▸ **Directions**: Reproduce the stretch of records from the start through the line containing "year-header: 2024 [498, 847, 687, 873]", including both ends, exactly as it appears.
## START Raw records
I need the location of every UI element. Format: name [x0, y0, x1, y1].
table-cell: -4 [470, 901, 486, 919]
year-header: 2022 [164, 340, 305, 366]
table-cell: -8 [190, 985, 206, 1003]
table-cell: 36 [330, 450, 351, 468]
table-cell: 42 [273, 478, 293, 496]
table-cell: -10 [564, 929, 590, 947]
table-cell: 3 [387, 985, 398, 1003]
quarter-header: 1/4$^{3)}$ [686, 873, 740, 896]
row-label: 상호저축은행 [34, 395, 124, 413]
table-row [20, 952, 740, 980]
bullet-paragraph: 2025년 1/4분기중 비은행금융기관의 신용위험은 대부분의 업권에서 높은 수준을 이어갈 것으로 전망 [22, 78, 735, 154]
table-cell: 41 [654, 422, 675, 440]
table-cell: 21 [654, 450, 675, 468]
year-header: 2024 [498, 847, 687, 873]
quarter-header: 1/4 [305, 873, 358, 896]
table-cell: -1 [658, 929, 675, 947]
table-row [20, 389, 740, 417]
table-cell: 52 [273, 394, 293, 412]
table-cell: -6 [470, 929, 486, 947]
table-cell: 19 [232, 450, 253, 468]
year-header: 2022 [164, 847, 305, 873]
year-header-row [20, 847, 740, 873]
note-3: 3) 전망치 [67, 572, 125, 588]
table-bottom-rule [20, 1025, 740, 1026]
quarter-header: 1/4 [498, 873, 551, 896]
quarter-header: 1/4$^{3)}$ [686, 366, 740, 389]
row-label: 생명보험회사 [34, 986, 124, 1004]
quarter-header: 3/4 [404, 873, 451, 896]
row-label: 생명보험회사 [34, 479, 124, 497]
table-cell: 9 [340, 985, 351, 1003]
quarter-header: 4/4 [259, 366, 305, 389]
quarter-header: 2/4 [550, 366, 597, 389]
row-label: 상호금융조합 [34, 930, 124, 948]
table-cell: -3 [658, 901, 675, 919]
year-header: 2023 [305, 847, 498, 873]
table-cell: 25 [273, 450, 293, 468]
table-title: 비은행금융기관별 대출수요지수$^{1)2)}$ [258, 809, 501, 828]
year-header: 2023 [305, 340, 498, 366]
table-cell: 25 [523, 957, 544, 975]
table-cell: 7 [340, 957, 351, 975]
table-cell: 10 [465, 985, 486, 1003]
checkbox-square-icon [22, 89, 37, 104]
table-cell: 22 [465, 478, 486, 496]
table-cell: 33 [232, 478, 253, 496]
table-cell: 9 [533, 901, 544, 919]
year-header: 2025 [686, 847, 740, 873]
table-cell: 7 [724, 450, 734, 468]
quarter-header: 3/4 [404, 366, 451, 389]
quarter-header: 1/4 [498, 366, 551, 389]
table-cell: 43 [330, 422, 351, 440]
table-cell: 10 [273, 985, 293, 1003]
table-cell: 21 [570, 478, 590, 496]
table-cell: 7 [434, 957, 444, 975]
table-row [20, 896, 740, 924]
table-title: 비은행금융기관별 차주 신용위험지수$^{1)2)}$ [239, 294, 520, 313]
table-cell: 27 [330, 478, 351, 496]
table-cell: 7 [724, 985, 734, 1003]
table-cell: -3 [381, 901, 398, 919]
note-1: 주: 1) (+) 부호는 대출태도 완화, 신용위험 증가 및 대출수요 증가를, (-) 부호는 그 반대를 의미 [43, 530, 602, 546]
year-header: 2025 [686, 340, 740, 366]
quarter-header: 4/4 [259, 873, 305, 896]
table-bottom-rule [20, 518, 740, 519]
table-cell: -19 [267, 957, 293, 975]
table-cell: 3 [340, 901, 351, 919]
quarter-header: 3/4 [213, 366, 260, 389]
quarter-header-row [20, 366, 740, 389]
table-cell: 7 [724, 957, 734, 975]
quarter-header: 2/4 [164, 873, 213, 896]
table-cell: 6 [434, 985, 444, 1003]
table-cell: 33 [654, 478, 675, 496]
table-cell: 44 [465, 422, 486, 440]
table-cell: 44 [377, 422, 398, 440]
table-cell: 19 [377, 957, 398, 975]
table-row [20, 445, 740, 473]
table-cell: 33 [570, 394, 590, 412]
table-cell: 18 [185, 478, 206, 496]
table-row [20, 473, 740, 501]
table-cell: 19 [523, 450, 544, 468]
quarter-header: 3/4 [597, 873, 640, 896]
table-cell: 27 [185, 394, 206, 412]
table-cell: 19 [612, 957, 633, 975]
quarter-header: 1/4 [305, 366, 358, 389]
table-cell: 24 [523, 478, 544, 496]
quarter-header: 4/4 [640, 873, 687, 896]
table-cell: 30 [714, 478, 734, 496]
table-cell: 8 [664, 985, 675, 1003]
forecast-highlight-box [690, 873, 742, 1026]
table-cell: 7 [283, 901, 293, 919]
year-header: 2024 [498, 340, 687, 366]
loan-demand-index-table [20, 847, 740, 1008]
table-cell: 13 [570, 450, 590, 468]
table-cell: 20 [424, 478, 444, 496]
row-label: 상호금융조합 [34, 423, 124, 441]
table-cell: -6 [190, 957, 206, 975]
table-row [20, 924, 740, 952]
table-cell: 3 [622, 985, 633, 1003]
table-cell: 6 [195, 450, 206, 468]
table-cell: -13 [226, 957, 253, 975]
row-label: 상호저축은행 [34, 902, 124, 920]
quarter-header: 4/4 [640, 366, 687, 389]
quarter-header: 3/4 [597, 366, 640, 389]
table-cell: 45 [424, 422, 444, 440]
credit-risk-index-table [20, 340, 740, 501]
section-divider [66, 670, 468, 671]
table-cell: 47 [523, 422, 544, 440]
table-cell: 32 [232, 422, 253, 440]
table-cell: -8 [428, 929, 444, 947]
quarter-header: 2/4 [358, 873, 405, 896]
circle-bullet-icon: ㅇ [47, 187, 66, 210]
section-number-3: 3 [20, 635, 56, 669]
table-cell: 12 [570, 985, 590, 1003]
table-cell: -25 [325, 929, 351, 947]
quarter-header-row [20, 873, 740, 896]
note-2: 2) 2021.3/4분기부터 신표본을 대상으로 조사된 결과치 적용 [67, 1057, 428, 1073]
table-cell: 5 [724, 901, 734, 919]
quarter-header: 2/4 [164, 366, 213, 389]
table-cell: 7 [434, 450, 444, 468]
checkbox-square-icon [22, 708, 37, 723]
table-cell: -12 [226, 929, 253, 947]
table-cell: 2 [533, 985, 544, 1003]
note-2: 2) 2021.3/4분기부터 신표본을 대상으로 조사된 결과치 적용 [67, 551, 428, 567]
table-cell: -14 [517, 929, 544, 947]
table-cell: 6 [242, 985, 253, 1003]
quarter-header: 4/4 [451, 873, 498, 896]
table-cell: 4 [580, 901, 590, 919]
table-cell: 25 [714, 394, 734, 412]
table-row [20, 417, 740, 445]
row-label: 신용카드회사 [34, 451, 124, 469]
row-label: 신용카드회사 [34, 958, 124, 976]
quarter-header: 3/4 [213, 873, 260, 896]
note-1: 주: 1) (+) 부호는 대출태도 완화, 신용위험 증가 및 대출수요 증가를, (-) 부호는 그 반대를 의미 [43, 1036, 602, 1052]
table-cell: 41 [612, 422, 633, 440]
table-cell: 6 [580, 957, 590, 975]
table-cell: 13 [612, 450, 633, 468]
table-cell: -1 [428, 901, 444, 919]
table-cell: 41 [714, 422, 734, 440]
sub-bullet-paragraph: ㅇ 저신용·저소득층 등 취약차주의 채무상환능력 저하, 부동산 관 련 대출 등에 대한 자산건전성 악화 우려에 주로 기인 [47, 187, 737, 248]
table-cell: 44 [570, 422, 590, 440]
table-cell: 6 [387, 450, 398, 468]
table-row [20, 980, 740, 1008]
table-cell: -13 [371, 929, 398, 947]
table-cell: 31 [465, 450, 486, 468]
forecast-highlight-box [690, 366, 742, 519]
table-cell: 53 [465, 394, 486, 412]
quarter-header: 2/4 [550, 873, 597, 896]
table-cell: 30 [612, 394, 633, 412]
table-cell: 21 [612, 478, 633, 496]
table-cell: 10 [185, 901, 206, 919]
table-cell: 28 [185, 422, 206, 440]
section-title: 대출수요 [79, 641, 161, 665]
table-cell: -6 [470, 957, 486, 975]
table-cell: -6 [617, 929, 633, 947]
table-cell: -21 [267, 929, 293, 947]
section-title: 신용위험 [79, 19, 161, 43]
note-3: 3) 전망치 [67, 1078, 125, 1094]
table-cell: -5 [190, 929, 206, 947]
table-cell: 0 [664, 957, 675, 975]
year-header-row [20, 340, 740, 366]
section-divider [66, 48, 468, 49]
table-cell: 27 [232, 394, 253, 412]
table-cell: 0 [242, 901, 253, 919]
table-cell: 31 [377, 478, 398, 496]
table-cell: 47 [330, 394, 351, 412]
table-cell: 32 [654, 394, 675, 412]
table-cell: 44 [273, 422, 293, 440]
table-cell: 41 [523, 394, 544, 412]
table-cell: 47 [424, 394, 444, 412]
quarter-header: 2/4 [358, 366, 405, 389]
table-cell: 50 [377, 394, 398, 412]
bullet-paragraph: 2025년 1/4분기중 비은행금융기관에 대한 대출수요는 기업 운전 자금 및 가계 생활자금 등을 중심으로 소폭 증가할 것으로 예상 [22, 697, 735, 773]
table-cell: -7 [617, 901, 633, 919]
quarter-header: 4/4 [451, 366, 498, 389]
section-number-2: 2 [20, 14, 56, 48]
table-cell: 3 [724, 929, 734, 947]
## END Raw records
▸ **Task output**:
I need the location of every UI element. Format: name [x0, y0, x1, y1].
table-cell: -4 [470, 901, 486, 919]
year-header: 2022 [164, 340, 305, 366]
table-cell: -8 [190, 985, 206, 1003]
table-cell: 36 [330, 450, 351, 468]
table-cell: 42 [273, 478, 293, 496]
table-cell: -10 [564, 929, 590, 947]
table-cell: 3 [387, 985, 398, 1003]
quarter-header: 1/4$^{3)}$ [686, 873, 740, 896]
row-label: 상호저축은행 [34, 395, 124, 413]
table-row [20, 952, 740, 980]
bullet-paragraph: 2025년 1/4분기중 비은행금융기관의 신용위험은 대부분의 업권에서 높은 수준을 이어갈 것으로 전망 [22, 78, 735, 154]
table-cell: 41 [654, 422, 675, 440]
table-cell: 21 [654, 450, 675, 468]
year-header: 2024 [498, 847, 687, 873]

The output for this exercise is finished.